[START]
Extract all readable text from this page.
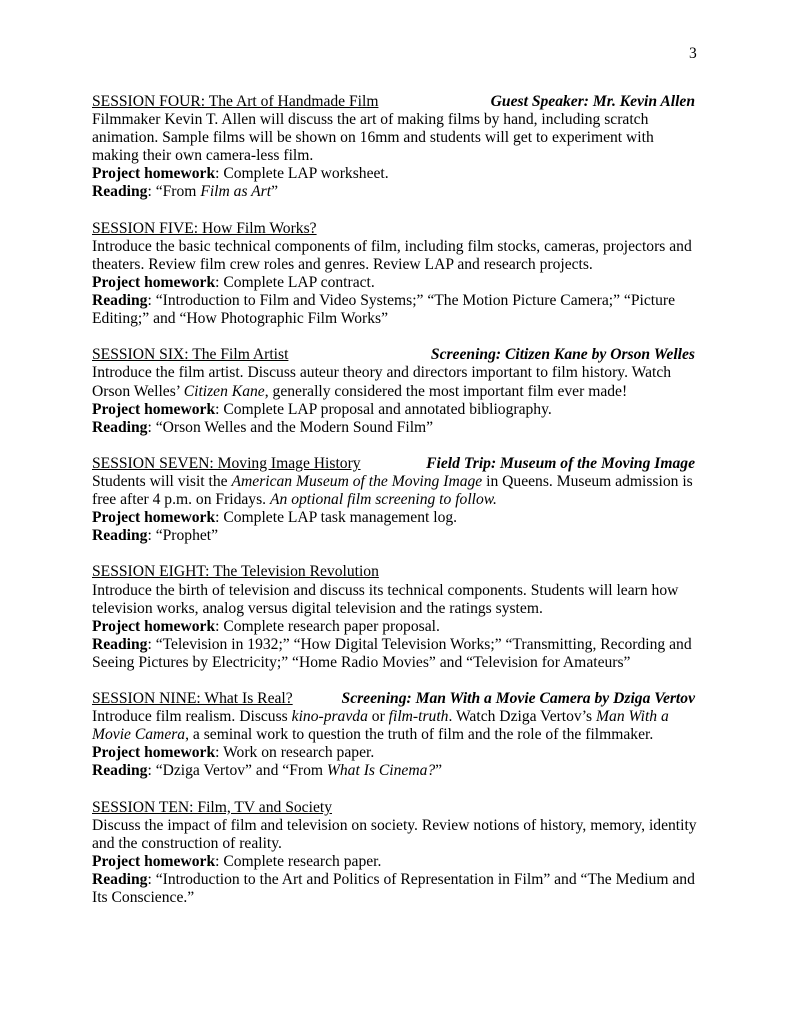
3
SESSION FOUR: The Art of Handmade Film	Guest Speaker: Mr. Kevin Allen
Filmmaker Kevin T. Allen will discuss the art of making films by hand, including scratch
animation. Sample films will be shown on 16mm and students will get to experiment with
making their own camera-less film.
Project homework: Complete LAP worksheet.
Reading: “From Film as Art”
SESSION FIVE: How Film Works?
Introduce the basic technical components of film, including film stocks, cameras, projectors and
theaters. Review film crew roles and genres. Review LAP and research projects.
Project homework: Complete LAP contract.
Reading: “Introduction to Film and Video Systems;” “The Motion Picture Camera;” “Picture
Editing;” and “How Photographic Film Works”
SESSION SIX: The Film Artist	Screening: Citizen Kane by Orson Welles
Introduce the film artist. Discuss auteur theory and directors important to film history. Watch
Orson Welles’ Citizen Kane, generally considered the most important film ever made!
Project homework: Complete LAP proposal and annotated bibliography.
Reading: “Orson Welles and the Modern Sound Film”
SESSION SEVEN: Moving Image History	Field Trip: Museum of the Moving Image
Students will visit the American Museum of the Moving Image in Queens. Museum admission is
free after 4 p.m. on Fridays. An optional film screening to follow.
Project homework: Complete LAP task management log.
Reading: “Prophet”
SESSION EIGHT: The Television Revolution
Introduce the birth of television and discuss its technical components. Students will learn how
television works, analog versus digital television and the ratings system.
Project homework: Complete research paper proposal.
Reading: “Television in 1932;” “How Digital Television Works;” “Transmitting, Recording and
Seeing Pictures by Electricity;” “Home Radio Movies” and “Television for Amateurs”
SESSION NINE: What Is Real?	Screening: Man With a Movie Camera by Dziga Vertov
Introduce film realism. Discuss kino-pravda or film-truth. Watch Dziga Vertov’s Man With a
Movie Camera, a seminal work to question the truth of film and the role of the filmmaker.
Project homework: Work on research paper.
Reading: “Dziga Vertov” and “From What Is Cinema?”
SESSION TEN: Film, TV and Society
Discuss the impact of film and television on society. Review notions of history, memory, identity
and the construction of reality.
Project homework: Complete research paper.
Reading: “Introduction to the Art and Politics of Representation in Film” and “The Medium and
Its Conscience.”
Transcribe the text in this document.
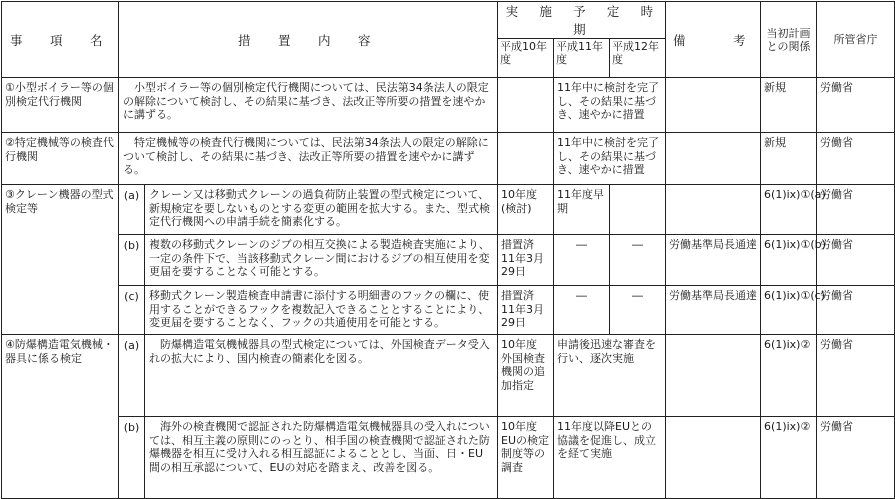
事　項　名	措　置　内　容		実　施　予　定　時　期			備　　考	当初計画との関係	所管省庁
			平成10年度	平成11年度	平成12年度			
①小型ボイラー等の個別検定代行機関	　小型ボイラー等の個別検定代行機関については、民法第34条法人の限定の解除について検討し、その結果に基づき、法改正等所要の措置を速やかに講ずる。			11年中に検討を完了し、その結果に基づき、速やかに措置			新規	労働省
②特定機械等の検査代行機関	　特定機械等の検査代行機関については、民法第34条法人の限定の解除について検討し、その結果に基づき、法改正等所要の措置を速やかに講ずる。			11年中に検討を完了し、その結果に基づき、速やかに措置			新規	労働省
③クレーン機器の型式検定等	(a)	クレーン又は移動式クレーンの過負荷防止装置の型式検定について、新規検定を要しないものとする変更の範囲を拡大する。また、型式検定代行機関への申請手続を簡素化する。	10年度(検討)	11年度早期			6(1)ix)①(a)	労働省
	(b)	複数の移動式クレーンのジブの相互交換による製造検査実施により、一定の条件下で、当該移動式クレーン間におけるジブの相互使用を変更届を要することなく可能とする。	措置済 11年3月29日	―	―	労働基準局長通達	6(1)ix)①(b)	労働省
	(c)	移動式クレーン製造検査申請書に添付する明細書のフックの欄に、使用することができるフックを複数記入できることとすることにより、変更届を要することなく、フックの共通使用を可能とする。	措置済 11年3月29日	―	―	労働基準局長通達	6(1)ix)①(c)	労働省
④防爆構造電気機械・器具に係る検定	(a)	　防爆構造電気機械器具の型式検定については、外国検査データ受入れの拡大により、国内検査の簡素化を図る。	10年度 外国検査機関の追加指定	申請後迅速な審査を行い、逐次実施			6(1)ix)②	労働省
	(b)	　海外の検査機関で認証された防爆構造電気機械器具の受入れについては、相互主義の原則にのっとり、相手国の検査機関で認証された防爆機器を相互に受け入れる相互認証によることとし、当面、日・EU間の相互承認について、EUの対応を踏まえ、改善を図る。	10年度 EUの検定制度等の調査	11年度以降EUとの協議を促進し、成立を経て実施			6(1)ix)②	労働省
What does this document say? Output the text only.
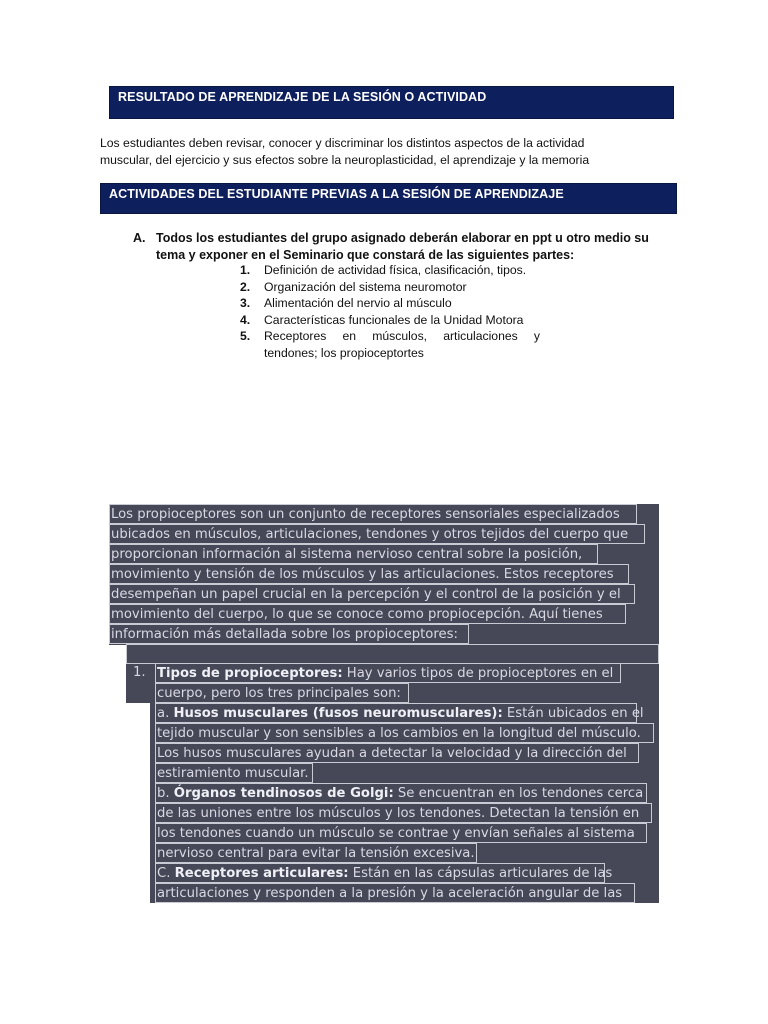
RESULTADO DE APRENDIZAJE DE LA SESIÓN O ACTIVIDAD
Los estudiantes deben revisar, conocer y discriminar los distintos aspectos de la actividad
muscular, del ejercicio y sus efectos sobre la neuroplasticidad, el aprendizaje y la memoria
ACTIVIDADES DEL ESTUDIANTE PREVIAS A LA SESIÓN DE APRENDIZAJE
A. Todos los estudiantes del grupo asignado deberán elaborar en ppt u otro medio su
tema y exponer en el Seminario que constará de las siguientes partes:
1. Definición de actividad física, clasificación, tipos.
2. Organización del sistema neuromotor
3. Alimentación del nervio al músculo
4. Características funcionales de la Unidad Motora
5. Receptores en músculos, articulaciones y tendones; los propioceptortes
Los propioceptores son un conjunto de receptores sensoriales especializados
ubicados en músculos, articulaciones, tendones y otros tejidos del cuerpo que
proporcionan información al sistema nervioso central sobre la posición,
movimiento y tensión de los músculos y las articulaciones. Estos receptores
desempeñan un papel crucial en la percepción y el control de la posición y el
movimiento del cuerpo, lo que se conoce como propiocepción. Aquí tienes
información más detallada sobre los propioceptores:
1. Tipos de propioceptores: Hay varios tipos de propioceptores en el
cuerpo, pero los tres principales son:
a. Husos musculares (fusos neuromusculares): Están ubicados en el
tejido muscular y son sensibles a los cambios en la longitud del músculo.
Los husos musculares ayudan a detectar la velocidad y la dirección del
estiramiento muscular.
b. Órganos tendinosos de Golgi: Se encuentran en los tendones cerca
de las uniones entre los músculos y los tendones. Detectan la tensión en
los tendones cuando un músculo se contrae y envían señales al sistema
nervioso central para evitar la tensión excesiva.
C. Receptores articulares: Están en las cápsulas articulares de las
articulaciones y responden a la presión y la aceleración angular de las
[END]
▸ Set problem: Every entry must be written out exactly, with all pictures left out.

▸ Answer below:
Extract all readable text from this page.
3
SESSION FOUR: The Art of Handmade Film	Guest Speaker: Mr. Kevin Allen
Filmmaker Kevin T. Allen will discuss the art of making films by hand, including scratch
animation. Sample films will be shown on 16mm and students will get to experiment with
making their own camera-less film.
Project homework: Complete LAP worksheet.
Reading: “From Film as Art”
SESSION FIVE: How Film Works?
Introduce the basic technical components of film, including film stocks, cameras, projectors and
theaters. Review film crew roles and genres. Review LAP and research projects.
Project homework: Complete LAP contract.
Reading: “Introduction to Film and Video Systems;” “The Motion Picture Camera;” “Picture
Editing;” and “How Photographic Film Works”
SESSION SIX: The Film Artist	Screening: Citizen Kane by Orson Welles
Introduce the film artist. Discuss auteur theory and directors important to film history. Watch
Orson Welles’ Citizen Kane, generally considered the most important film ever made!
Project homework: Complete LAP proposal and annotated bibliography.
Reading: “Orson Welles and the Modern Sound Film”
SESSION SEVEN: Moving Image History	Field Trip: Museum of the Moving Image
Students will visit the American Museum of the Moving Image in Queens. Museum admission is
free after 4 p.m. on Fridays. An optional film screening to follow.
Project homework: Complete LAP task management log.
Reading: “Prophet”
SESSION EIGHT: The Television Revolution
Introduce the birth of television and discuss its technical components. Students will learn how
television works, analog versus digital television and the ratings system.
Project homework: Complete research paper proposal.
Reading: “Television in 1932;” “How Digital Television Works;” “Transmitting, Recording and
Seeing Pictures by Electricity;” “Home Radio Movies” and “Television for Amateurs”
SESSION NINE: What Is Real?	Screening: Man With a Movie Camera by Dziga Vertov
Introduce film realism. Discuss kino-pravda or film-truth. Watch Dziga Vertov’s Man With a
Movie Camera, a seminal work to question the truth of film and the role of the filmmaker.
Project homework: Work on research paper.
Reading: “Dziga Vertov” and “From What Is Cinema?”
SESSION TEN: Film, TV and Society
Discuss the impact of film and television on society. Review notions of history, memory, identity
and the construction of reality.
Project homework: Complete research paper.
Reading: “Introduction to the Art and Politics of Representation in Film” and “The Medium and
Its Conscience.”
Transcribe the text in this document.
事　項　名	措　置　内　容		実　施　予　定　時　期			備　　考	当初計画との関係	所管省庁
			平成10年度	平成11年度	平成12年度			
①小型ボイラー等の個別検定代行機関	　小型ボイラー等の個別検定代行機関については、民法第34条法人の限定の解除について検討し、その結果に基づき、法改正等所要の措置を速やかに講ずる。			11年中に検討を完了し、その結果に基づき、速やかに措置			新規	労働省
②特定機械等の検査代行機関	　特定機械等の検査代行機関については、民法第34条法人の限定の解除について検討し、その結果に基づき、法改正等所要の措置を速やかに講ずる。			11年中に検討を完了し、その結果に基づき、速やかに措置			新規	労働省
③クレーン機器の型式検定等	(a)	クレーン又は移動式クレーンの過負荷防止装置の型式検定について、新規検定を要しないものとする変更の範囲を拡大する。また、型式検定代行機関への申請手続を簡素化する。	10年度(検討)	11年度早期			6(1)ix)①(a)	労働省
	(b)	複数の移動式クレーンのジブの相互交換による製造検査実施により、一定の条件下で、当該移動式クレーン間におけるジブの相互使用を変更届を要することなく可能とする。	措置済 11年3月29日	―	―	労働基準局長通達	6(1)ix)①(b)	労働省
	(c)	移動式クレーン製造検査申請書に添付する明細書のフックの欄に、使用することができるフックを複数記入できることとすることにより、変更届を要することなく、フックの共通使用を可能とする。	措置済 11年3月29日	―	―	労働基準局長通達	6(1)ix)①(c)	労働省
④防爆構造電気機械・器具に係る検定	(a)	　防爆構造電気機械器具の型式検定については、外国検査データ受入れの拡大により、国内検査の簡素化を図る。	10年度 外国検査機関の追加指定	申請後迅速な審査を行い、逐次実施			6(1)ix)②	労働省
	(b)	　海外の検査機関で認証された防爆構造電気機械器具の受入れについては、相互主義の原則にのっとり、相手国の検査機関で認証された防爆機器を相互に受け入れる相互認証によることとし、当面、日・EU間の相互承認について、EUの対応を踏まえ、改善を図る。	10年度 EUの検定制度等の調査	11年度以降EUとの協議を促進し、成立を経て実施			6(1)ix)②	労働省
What does this document say? Output the text only.
RESULTADO DE APRENDIZAJE DE LA SESIÓN O ACTIVIDAD
Los estudiantes deben revisar, conocer y discriminar los distintos aspectos de la actividad
muscular, del ejercicio y sus efectos sobre la neuroplasticidad, el aprendizaje y la memoria
ACTIVIDADES DEL ESTUDIANTE PREVIAS A LA SESIÓN DE APRENDIZAJE
A. Todos los estudiantes del grupo asignado deberán elaborar en ppt u otro medio su
tema y exponer en el Seminario que constará de las siguientes partes:
1. Definición de actividad física, clasificación, tipos.
2. Organización del sistema neuromotor
3. Alimentación del nervio al músculo
4. Características funcionales de la Unidad Motora
5. Receptores en músculos, articulaciones y tendones; los propioceptortes
Los propioceptores son un conjunto de receptores sensoriales especializados
ubicados en músculos, articulaciones, tendones y otros tejidos del cuerpo que
proporcionan información al sistema nervioso central sobre la posición,
movimiento y tensión de los músculos y las articulaciones. Estos receptores
desempeñan un papel crucial en la percepción y el control de la posición y el
movimiento del cuerpo, lo que se conoce como propiocepción. Aquí tienes
información más detallada sobre los propioceptores:
1. Tipos de propioceptores: Hay varios tipos de propioceptores en el
cuerpo, pero los tres principales son:
a. Husos musculares (fusos neuromusculares): Están ubicados en el
tejido muscular y son sensibles a los cambios en la longitud del músculo.
Los husos musculares ayudan a detectar la velocidad y la dirección del
estiramiento muscular.
b. Órganos tendinosos de Golgi: Se encuentran en los tendones cerca
de las uniones entre los músculos y los tendones. Detectan la tensión en
los tendones cuando un músculo se contrae y envían señales al sistema
nervioso central para evitar la tensión excesiva.
C. Receptores articulares: Están en las cápsulas articulares de las
articulaciones y responden a la presión y la aceleración angular de las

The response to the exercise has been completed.